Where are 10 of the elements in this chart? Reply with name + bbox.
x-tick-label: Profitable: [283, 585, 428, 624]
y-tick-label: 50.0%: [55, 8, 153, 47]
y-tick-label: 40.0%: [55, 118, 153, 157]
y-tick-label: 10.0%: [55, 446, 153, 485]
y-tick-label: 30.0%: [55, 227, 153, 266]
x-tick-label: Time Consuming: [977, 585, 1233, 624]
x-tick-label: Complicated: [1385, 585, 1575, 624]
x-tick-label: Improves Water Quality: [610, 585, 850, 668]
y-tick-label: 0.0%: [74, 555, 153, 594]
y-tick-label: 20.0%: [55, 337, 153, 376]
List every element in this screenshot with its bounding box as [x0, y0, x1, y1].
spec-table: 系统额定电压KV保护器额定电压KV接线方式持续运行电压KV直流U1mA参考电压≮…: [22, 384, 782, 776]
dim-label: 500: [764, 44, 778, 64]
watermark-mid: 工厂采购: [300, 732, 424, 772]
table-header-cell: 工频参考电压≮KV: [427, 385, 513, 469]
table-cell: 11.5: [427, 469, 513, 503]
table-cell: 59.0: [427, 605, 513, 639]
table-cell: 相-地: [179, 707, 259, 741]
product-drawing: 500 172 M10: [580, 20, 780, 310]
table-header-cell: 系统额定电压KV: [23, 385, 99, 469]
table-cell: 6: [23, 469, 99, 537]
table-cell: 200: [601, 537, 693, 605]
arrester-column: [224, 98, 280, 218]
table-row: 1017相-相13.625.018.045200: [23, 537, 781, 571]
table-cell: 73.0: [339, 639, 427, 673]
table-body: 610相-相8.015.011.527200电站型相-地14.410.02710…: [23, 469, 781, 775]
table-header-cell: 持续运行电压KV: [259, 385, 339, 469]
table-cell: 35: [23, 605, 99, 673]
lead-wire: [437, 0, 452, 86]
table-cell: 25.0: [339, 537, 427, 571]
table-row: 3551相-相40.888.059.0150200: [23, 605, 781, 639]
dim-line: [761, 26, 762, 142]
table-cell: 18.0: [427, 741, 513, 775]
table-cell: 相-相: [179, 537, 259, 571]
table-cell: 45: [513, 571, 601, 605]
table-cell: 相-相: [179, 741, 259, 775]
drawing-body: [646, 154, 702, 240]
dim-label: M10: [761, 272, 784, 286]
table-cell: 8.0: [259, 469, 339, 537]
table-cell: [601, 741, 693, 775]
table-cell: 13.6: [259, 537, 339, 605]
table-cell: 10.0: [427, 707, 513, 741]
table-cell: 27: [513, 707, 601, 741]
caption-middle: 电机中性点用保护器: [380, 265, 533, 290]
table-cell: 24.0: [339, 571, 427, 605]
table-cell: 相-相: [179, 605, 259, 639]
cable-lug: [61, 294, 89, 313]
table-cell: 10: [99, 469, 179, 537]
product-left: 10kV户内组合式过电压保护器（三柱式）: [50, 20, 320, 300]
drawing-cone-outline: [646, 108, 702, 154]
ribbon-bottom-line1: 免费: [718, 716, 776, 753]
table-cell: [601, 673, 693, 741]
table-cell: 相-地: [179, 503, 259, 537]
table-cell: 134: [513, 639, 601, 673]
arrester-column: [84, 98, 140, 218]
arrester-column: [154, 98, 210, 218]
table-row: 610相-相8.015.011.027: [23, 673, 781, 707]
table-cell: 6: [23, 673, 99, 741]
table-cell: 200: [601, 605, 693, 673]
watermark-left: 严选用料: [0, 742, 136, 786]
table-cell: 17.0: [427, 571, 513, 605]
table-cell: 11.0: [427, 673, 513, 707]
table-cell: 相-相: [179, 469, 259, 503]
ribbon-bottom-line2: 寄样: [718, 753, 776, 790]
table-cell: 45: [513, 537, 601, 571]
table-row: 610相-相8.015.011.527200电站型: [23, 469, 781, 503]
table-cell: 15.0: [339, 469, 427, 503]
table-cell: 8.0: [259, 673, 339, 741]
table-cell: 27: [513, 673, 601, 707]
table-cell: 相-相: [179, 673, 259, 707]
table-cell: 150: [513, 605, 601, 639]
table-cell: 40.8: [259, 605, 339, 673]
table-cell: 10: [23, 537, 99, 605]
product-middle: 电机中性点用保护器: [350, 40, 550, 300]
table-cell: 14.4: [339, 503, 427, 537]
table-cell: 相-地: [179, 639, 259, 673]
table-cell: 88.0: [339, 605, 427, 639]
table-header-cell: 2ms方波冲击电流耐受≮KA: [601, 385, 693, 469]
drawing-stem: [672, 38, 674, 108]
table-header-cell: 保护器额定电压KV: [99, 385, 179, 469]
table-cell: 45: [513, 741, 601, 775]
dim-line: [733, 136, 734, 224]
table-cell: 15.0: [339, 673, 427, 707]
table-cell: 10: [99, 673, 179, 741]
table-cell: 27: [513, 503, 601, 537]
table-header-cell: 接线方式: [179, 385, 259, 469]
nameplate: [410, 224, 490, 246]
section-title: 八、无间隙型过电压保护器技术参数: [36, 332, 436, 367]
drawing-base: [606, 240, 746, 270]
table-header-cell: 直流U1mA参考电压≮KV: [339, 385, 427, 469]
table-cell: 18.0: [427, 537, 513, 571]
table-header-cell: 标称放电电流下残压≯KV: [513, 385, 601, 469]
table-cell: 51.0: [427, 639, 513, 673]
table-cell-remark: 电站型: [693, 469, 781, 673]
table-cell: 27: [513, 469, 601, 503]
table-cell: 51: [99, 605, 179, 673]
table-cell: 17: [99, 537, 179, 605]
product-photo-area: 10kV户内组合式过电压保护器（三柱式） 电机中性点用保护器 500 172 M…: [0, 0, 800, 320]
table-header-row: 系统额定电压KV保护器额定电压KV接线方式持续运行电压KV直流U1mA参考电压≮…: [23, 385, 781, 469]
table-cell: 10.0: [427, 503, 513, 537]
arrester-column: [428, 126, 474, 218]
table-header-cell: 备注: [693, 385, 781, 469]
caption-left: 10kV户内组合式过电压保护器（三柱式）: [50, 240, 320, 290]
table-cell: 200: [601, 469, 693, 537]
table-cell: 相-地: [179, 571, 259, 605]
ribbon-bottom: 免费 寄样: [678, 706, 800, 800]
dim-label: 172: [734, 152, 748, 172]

* * *

# [What needs to be done]
Count the lines in the records above that contain the string "bottom", and reply with the number alone.

# [Worked solution]
3